REQUIRED WORK: Each entry must be given again exactly; images do not belong in the copy.

MATERIAL FOR THIS TASK:
****
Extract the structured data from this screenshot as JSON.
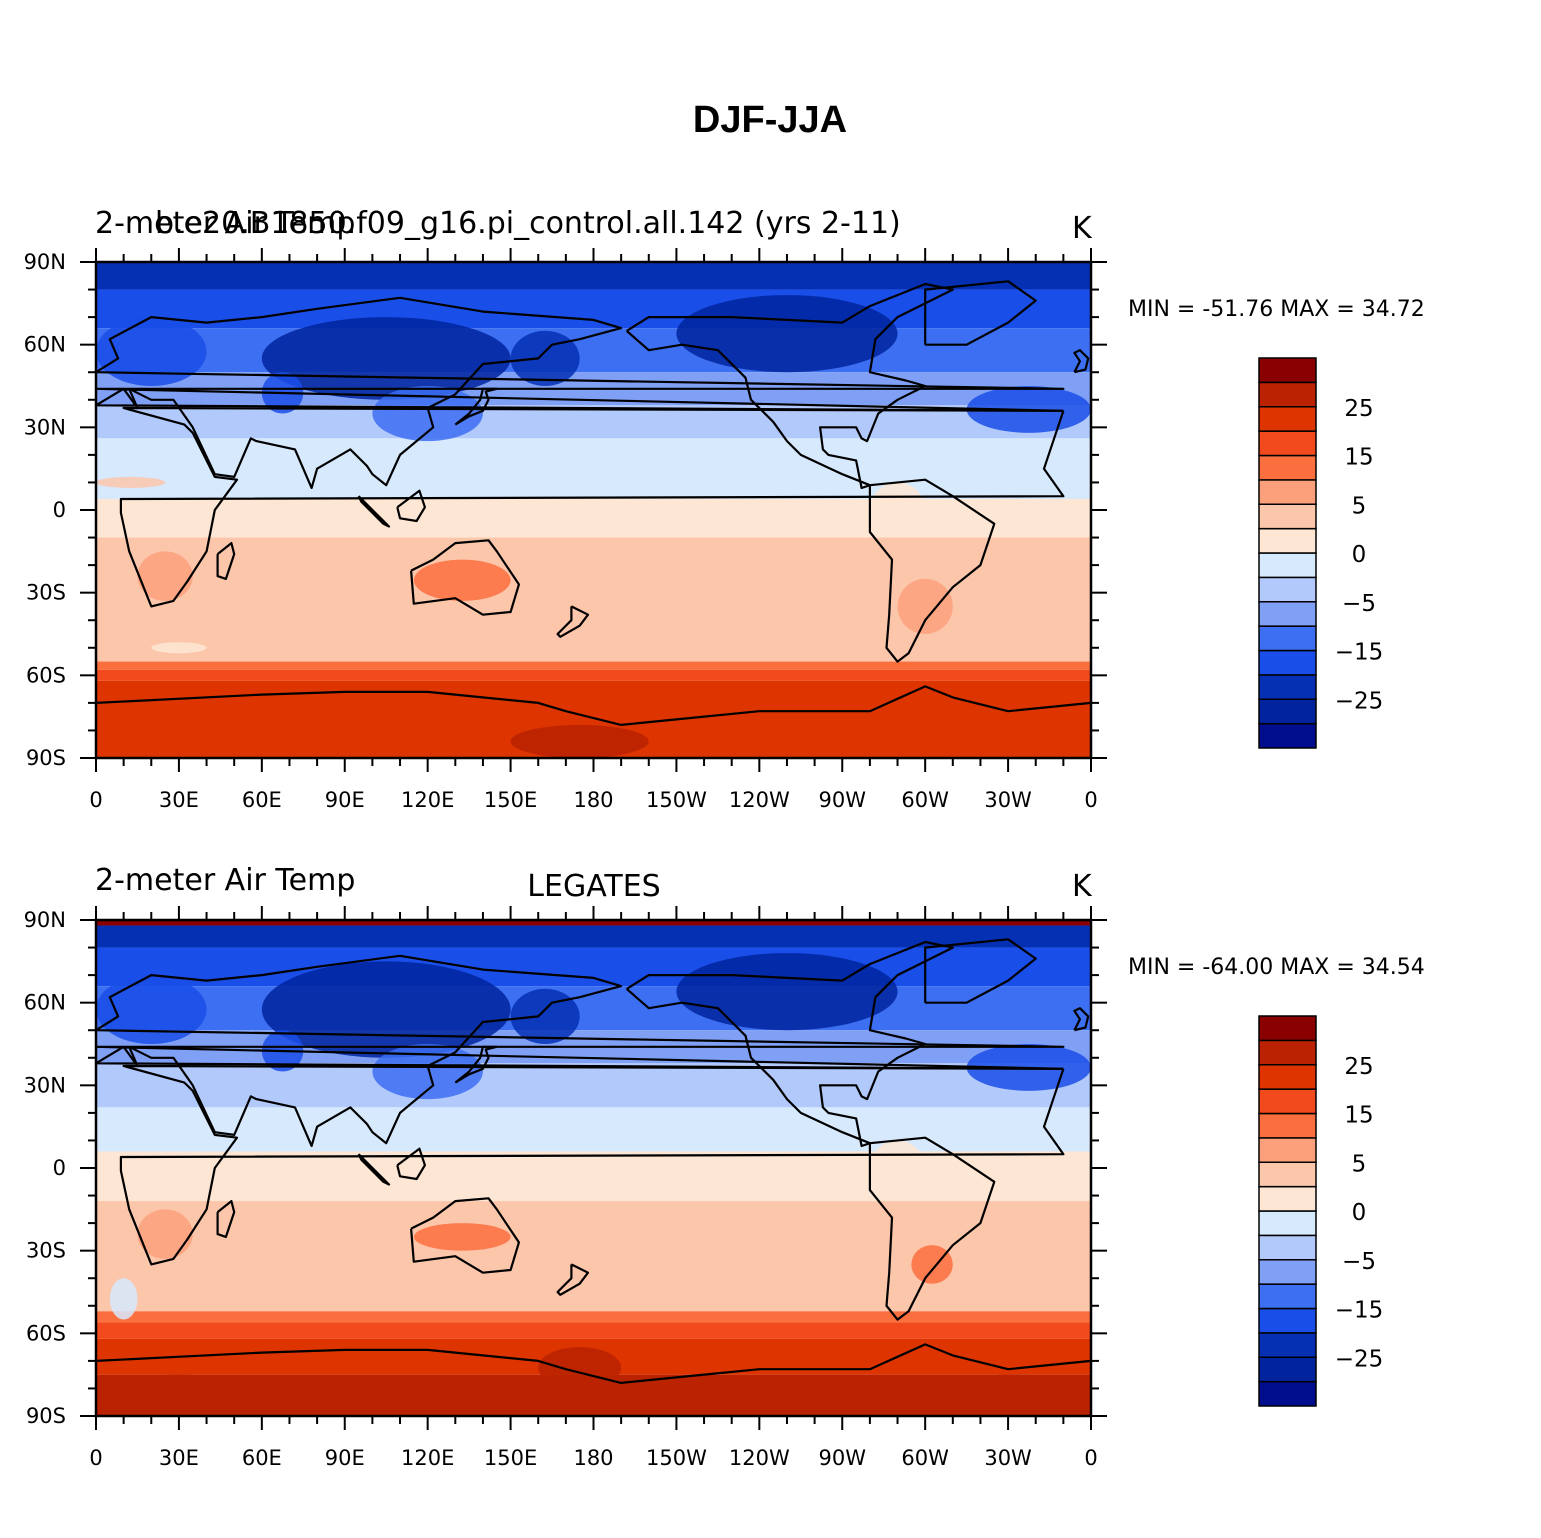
{
  "title": "DJF-JJA",
  "tick_labels": {
    "y": [
      "90N",
      "60N",
      "30N",
      "0",
      "30S",
      "60S",
      "90S"
    ],
    "x": [
      "0",
      "30E",
      "60E",
      "90E",
      "120E",
      "150E",
      "180",
      "150W",
      "120W",
      "90W",
      "60W",
      "30W",
      "0"
    ]
  },
  "colorbar": {
    "colors": [
      "#000d8c",
      "#00249e",
      "#0530b4",
      "#1a4ee8",
      "#3d6ff2",
      "#7fa0f5",
      "#b2c9fb",
      "#d7e9fd",
      "#fde6d4",
      "#fcc6ab",
      "#fca07c",
      "#fb6f3f",
      "#f24a1d",
      "#dd3400",
      "#ba2200",
      "#8a0000"
    ],
    "labels": [
      "25",
      "15",
      "5",
      "0",
      "-5",
      "-15",
      "-25"
    ]
  },
  "panels": [
    {
      "left_label": "2-meter Air Temp",
      "center_label": "b.e20.B1850.f09_g16.pi_control.all.142 (yrs 2-11)",
      "right_label": "K",
      "min_max": "MIN = -51.76  MAX =   34.72"
    },
    {
      "left_label": "2-meter Air Temp",
      "center_label": "LEGATES",
      "right_label": "K",
      "min_max": "MIN = -64.00  MAX =   34.54"
    }
  ]
}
****
CORRECT ANSWER:
Extract the structured data from this screenshot as JSON.
{
  "title": "DJF-JJA",
  "tick_labels": {
    "y": [
      "90N",
      "60N",
      "30N",
      "0",
      "30S",
      "60S",
      "90S"
    ],
    "x": [
      "0",
      "30E",
      "60E",
      "90E",
      "120E",
      "150E",
      "180",
      "150W",
      "120W",
      "90W",
      "60W",
      "30W",
      "0"
    ]
  },
  "colorbar": {
    "colors": [
      "#000d8c",
      "#00249e",
      "#0530b4",
      "#1a4ee8",
      "#3d6ff2",
      "#7fa0f5",
      "#b2c9fb",
      "#d7e9fd",
      "#fde6d4",
      "#fcc6ab",
      "#fca07c",
      "#fb6f3f",
      "#f24a1d",
      "#dd3400",
      "#ba2200",
      "#8a0000"
    ],
    "labels": [
      "25",
      "15",
      "5",
      "0",
      "-5",
      "-15",
      "-25"
    ]
  },
  "panels": [
    {
      "left_label": "2-meter Air Temp",
      "center_label": "b.e20.B1850.f09_g16.pi_control.all.142 (yrs 2-11)",
      "right_label": "K",
      "min_max": "MIN = -51.76  MAX =   34.72"
    },
    {
      "left_label": "2-meter Air Temp",
      "center_label": "LEGATES",
      "right_label": "K",
      "min_max": "MIN = -64.00  MAX =   34.54"
    }
  ]
}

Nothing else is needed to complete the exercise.